═════ Dataset content

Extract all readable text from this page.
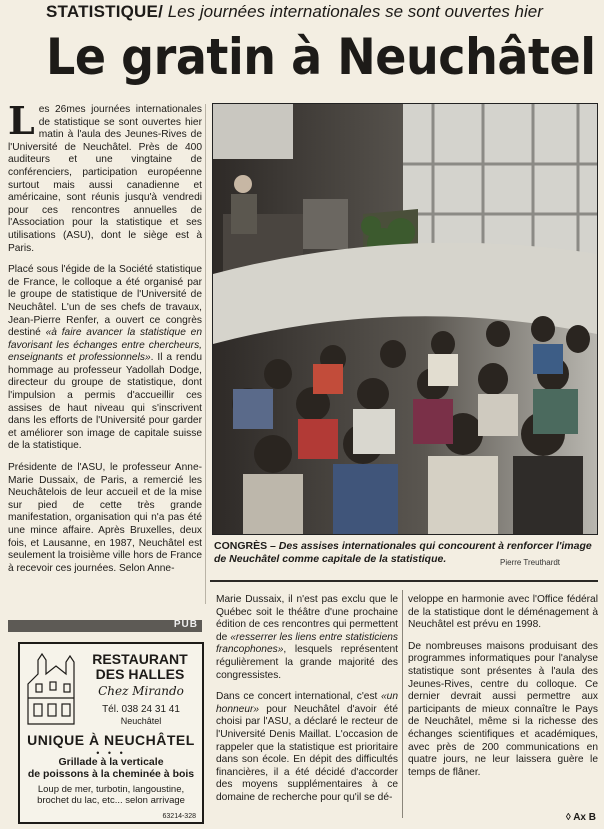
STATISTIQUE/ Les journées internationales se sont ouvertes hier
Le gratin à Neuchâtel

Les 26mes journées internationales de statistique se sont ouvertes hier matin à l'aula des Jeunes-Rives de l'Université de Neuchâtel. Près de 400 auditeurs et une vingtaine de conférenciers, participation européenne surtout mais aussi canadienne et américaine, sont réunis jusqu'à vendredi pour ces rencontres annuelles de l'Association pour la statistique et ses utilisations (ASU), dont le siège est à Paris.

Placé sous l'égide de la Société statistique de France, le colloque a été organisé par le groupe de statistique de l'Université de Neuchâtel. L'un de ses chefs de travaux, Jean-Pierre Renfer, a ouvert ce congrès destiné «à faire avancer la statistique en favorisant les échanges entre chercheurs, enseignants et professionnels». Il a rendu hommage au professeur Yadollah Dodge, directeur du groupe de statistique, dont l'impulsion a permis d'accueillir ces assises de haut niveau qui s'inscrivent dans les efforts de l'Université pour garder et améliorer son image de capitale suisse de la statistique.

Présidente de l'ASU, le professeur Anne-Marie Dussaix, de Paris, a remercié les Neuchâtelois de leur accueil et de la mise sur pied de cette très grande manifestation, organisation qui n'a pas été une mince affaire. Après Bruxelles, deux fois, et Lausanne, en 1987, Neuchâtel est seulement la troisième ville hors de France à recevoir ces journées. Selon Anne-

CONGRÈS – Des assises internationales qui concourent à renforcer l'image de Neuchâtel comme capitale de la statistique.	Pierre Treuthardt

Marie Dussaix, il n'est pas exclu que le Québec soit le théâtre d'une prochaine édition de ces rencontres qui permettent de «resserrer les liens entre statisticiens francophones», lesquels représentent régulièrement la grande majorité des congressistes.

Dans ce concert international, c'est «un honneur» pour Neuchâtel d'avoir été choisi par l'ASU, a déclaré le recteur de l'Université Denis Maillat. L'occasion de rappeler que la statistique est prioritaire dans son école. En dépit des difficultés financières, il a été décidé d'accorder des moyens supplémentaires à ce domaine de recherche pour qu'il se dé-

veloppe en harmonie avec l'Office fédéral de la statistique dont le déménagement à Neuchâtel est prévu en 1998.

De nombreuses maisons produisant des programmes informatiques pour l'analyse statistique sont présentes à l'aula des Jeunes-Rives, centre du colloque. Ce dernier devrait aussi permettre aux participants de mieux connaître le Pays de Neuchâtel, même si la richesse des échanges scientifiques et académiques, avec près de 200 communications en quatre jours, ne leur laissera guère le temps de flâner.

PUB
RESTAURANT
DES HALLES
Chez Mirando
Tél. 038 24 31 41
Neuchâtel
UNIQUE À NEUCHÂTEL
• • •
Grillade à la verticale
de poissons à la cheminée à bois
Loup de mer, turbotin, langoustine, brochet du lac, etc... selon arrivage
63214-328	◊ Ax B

══════════

The problem:
Copy each line above containing the string "aussi".

Result for this exercise:
Les 26mes journées internationales de statistique se sont ouvertes hier matin à l'aula des Jeunes-Rives de l'Université de Neuchâtel. Près de 400 auditeurs et une vingtaine de conférenciers, participation européenne surtout mais aussi canadienne et américaine, sont réunis jusqu'à vendredi pour ces rencontres annuelles de l'Association pour la statistique et ses utilisations (ASU), dont le siège est à Paris.
De nombreuses maisons produisant des programmes informatiques pour l'analyse statistique sont présentes à l'aula des Jeunes-Rives, centre du colloque. Ce dernier devrait aussi permettre aux participants de mieux connaître le Pays de Neuchâtel, même si la richesse des échanges scientifiques et académiques, avec près de 200 communications en quatre jours, ne leur laissera guère le temps de flâner.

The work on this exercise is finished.